**THE EXERCISE**:
List every line below containing "ichiga".

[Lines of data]
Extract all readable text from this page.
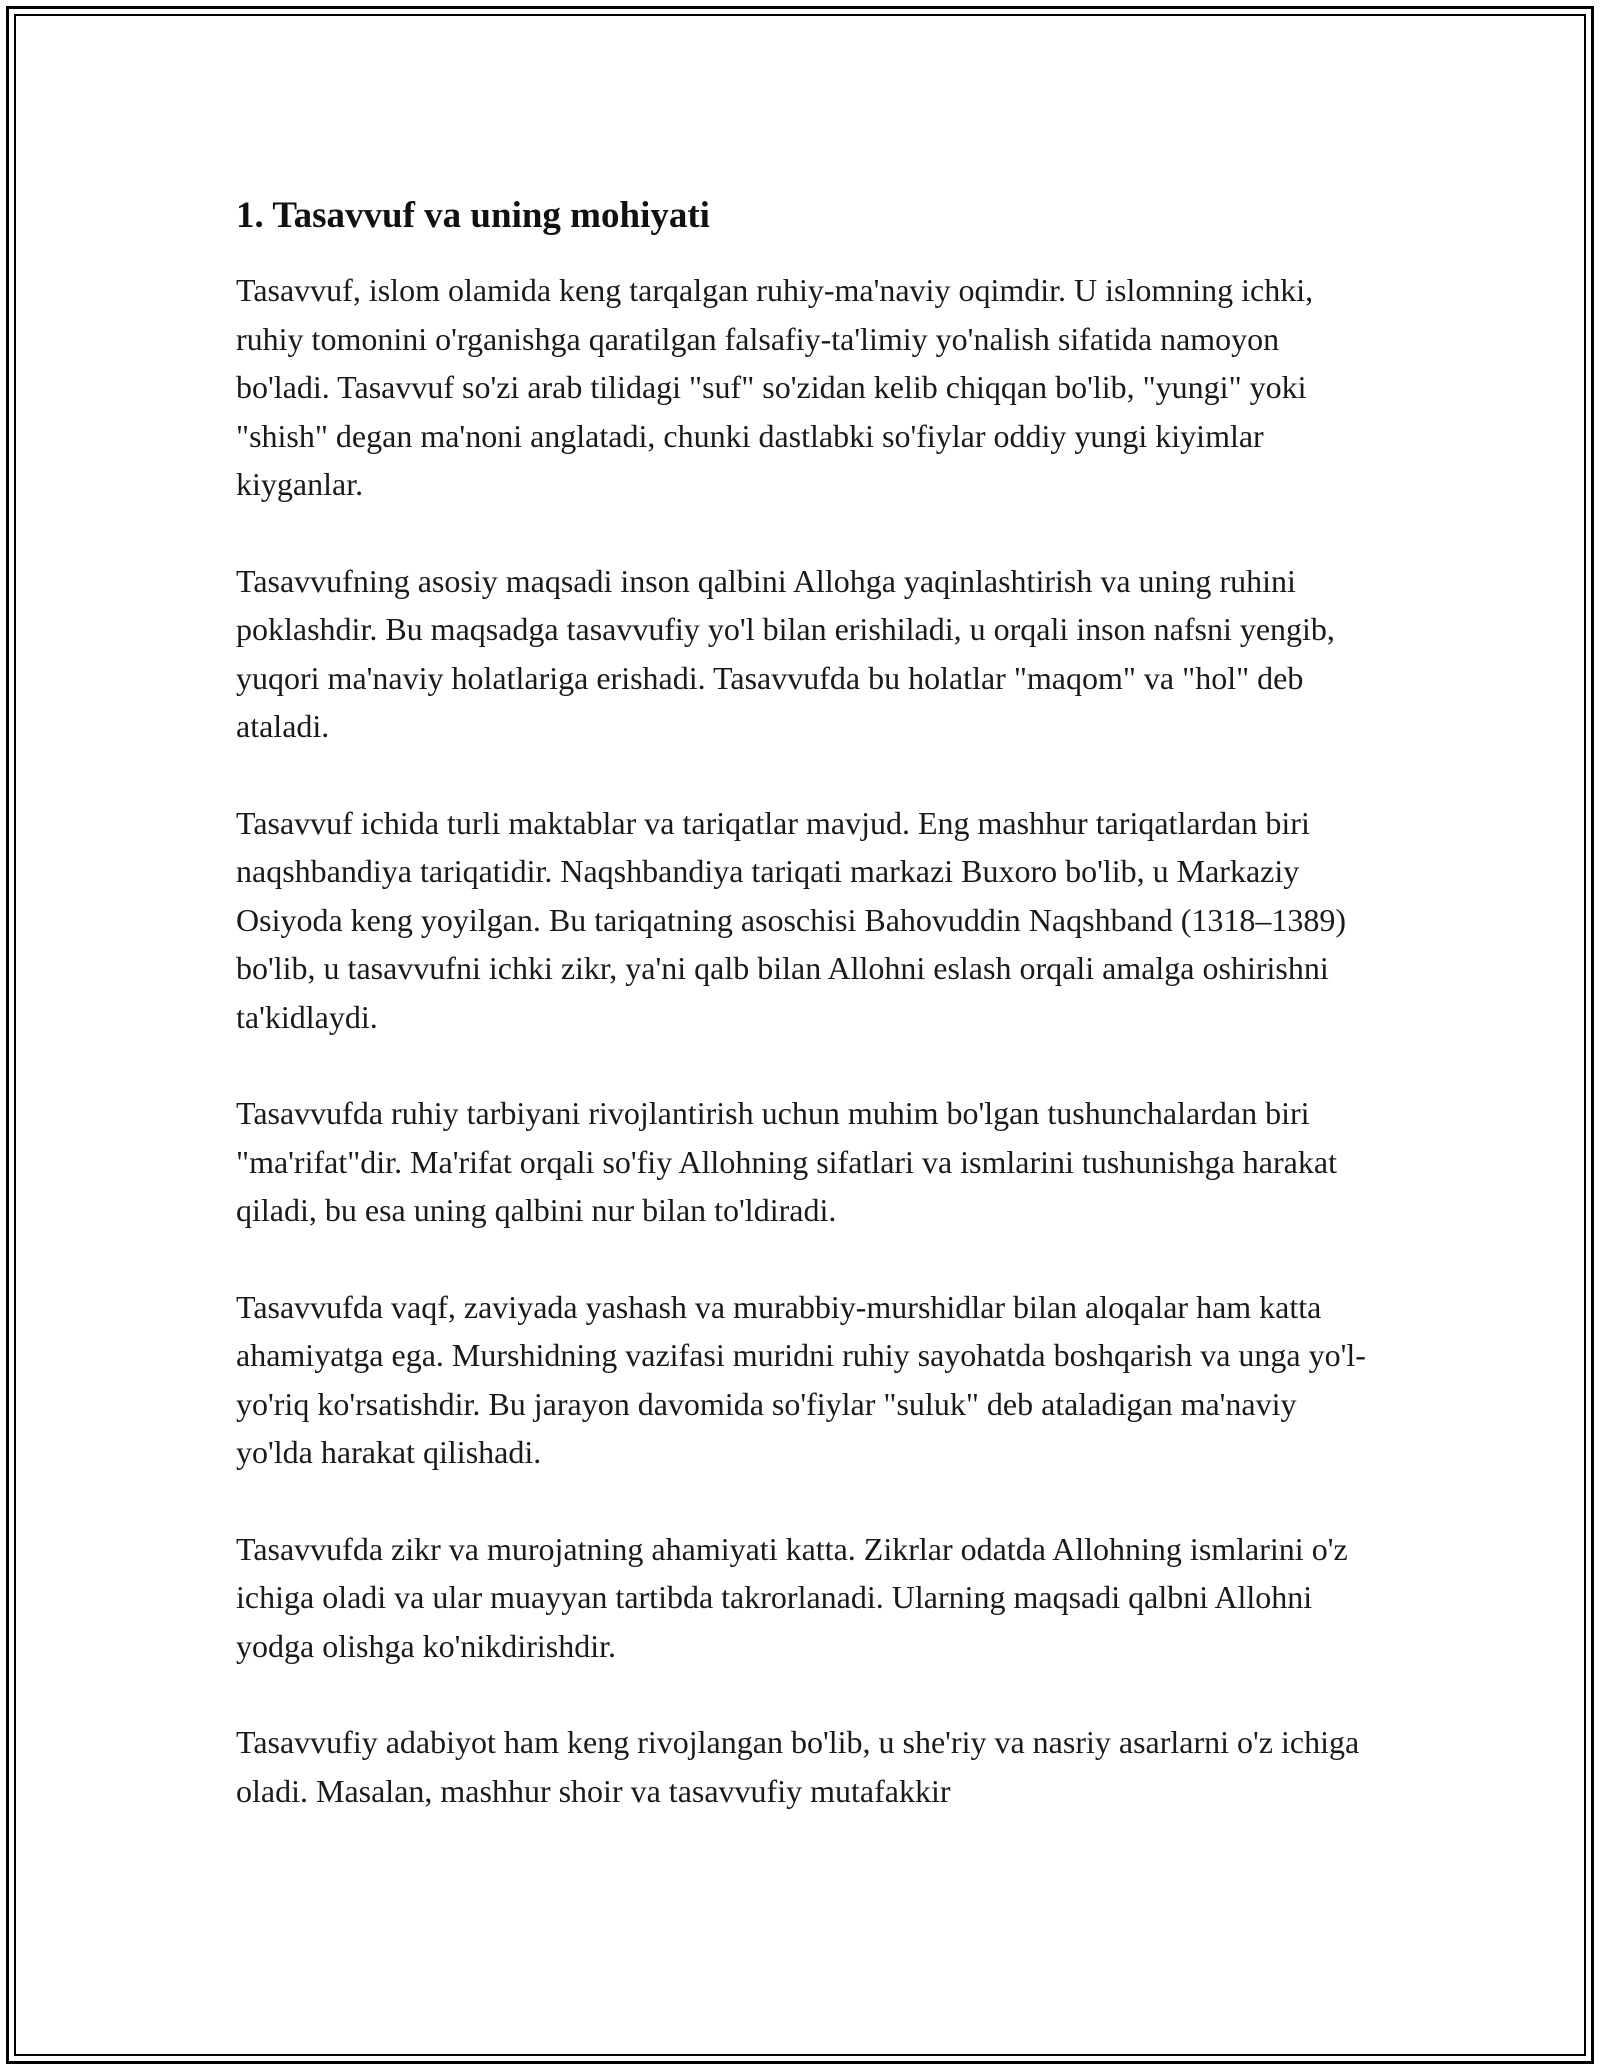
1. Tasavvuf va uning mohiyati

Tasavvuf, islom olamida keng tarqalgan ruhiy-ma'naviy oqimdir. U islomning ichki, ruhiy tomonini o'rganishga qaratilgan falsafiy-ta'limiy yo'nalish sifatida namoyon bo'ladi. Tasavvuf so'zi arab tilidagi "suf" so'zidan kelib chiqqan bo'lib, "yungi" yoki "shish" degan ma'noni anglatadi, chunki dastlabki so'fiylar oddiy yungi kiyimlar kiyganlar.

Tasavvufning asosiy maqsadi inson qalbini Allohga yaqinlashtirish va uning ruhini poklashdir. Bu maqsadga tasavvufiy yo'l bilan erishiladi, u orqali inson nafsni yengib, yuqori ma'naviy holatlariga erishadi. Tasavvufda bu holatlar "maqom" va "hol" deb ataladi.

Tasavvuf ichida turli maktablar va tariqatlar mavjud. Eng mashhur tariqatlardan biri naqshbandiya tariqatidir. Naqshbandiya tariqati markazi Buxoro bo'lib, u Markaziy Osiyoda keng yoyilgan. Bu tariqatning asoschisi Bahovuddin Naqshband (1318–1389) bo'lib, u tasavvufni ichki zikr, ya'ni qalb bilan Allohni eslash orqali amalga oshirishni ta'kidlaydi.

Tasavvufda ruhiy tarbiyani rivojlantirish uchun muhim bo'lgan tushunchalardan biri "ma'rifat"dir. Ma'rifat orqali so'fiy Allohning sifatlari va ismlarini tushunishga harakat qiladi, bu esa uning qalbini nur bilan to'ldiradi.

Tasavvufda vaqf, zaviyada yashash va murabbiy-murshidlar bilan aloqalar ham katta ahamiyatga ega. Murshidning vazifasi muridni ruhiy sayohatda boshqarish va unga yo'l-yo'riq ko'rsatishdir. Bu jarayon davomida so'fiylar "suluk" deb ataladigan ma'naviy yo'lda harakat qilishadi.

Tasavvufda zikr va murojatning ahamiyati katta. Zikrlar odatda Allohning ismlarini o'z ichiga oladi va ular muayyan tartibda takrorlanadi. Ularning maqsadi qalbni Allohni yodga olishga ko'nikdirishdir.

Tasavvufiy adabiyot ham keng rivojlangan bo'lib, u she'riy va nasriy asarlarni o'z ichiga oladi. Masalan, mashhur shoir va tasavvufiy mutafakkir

**SOLUTION TO THE PROBLEM**:
Tasavvufda zikr va murojatning ahamiyati katta. Zikrlar odatda Allohning ismlarini o'z ichiga oladi va ular muayyan tartibda takrorlanadi. Ularning maqsadi qalbni Allohni yodga olishga ko'nikdirishdir.
Tasavvufiy adabiyot ham keng rivojlangan bo'lib, u she'riy va nasriy asarlarni o'z ichiga oladi. Masalan, mashhur shoir va tasavvufiy mutafakkir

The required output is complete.